Extracted records:
========================================

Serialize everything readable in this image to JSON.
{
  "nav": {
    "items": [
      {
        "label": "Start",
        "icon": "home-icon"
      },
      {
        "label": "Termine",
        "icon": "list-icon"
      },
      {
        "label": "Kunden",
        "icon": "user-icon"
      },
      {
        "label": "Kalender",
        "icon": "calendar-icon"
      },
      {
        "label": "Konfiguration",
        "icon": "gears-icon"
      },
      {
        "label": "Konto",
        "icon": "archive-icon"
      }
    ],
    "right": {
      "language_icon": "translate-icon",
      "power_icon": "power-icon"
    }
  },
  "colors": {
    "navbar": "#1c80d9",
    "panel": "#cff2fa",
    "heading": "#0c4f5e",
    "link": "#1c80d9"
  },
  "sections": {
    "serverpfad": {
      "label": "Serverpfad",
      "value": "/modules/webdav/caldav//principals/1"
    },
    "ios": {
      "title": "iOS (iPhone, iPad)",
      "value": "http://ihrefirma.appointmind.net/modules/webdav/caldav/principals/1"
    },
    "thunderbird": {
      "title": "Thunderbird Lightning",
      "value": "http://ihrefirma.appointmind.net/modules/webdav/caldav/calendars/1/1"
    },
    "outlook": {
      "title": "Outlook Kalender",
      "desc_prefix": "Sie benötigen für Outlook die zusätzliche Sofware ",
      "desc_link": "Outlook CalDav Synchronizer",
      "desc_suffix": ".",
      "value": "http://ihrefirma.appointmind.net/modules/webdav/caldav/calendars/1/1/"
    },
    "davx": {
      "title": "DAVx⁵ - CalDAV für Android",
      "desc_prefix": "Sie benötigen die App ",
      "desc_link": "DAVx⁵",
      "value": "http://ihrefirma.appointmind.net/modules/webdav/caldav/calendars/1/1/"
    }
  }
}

========================================

-- Goal of the exercise --
Faithfully copy every entry, leaving nothing out.

-- Reply --
Serialize everything readable in this image to JSON.
{
  "nav": {
    "items": [
      {
        "label": "Start",
        "icon": "home-icon"
      },
      {
        "label": "Termine",
        "icon": "list-icon"
      },
      {
        "label": "Kunden",
        "icon": "user-icon"
      },
      {
        "label": "Kalender",
        "icon": "calendar-icon"
      },
      {
        "label": "Konfiguration",
        "icon": "gears-icon"
      },
      {
        "label": "Konto",
        "icon": "archive-icon"
      }
    ],
    "right": {
      "language_icon": "translate-icon",
      "power_icon": "power-icon"
    }
  },
  "colors": {
    "navbar": "#1c80d9",
    "panel": "#cff2fa",
    "heading": "#0c4f5e",
    "link": "#1c80d9"
  },
  "sections": {
    "serverpfad": {
      "label": "Serverpfad",
      "value": "/modules/webdav/caldav//principals/1"
    },
    "ios": {
      "title": "iOS (iPhone, iPad)",
      "value": "http://ihrefirma.appointmind.net/modules/webdav/caldav/principals/1"
    },
    "thunderbird": {
      "title": "Thunderbird Lightning",
      "value": "http://ihrefirma.appointmind.net/modules/webdav/caldav/calendars/1/1"
    },
    "outlook": {
      "title": "Outlook Kalender",
      "desc_prefix": "Sie benötigen für Outlook die zusätzliche Sofware ",
      "desc_link": "Outlook CalDav Synchronizer",
      "desc_suffix": ".",
      "value": "http://ihrefirma.appointmind.net/modules/webdav/caldav/calendars/1/1/"
    },
    "davx": {
      "title": "DAVx⁵ - CalDAV für Android",
      "desc_prefix": "Sie benötigen die App ",
      "desc_link": "DAVx⁵",
      "value": "http://ihrefirma.appointmind.net/modules/webdav/caldav/calendars/1/1/"
    }
  }
}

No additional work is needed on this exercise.